### WHAT NEEDS TO BE DONE
Read through the entries below and copy each line where "hade" turns up.

### Page transcription dataset items
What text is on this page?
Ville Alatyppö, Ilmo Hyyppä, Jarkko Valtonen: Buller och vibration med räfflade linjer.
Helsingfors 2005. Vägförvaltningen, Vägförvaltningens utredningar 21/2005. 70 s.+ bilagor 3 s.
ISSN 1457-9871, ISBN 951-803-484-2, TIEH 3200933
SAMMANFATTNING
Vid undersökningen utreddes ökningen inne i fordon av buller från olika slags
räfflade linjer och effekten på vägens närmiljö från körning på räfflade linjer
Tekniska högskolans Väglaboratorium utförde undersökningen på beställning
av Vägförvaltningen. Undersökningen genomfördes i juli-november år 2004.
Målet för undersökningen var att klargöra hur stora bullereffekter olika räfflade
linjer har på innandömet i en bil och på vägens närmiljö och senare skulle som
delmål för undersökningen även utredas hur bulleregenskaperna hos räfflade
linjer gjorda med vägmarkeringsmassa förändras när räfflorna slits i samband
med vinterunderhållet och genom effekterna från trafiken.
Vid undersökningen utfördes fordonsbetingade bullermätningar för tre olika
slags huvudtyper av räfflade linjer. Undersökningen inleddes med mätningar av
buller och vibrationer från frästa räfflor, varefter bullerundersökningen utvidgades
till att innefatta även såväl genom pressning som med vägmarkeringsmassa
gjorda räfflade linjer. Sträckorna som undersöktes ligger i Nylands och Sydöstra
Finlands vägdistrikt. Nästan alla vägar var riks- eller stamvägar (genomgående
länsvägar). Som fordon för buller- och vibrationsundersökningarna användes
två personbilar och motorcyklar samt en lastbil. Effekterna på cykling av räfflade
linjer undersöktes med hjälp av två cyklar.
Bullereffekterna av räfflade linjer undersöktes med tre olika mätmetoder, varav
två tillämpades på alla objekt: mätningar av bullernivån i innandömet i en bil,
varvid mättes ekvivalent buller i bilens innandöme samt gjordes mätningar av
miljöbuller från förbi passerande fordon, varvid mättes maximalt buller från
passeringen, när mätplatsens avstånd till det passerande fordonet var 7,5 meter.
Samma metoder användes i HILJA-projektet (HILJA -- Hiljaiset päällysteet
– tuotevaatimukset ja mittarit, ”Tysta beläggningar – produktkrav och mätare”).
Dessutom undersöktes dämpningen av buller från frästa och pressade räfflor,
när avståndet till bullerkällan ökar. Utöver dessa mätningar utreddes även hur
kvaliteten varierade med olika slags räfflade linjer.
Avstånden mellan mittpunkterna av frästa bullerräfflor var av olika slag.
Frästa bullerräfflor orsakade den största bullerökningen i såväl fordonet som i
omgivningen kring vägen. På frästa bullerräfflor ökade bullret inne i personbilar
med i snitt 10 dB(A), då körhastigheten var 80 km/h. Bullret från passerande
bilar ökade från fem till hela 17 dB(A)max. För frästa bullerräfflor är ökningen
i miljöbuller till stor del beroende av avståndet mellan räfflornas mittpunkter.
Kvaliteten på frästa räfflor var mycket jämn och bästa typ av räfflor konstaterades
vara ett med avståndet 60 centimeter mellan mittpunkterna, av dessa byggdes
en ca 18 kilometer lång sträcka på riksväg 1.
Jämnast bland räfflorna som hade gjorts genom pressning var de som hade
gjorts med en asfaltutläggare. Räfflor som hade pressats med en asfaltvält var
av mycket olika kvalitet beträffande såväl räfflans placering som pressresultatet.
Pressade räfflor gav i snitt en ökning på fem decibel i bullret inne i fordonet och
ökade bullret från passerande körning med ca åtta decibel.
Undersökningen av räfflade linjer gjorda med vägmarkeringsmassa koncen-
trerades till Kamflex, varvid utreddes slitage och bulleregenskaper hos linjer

### ANSWER FOR THIS EXERCISE
Jämnast bland räfflorna som hade gjorts genom pressning var de som hade
gjorts med en asfaltutläggare. Räfflor som hade pressats med en asfaltvält var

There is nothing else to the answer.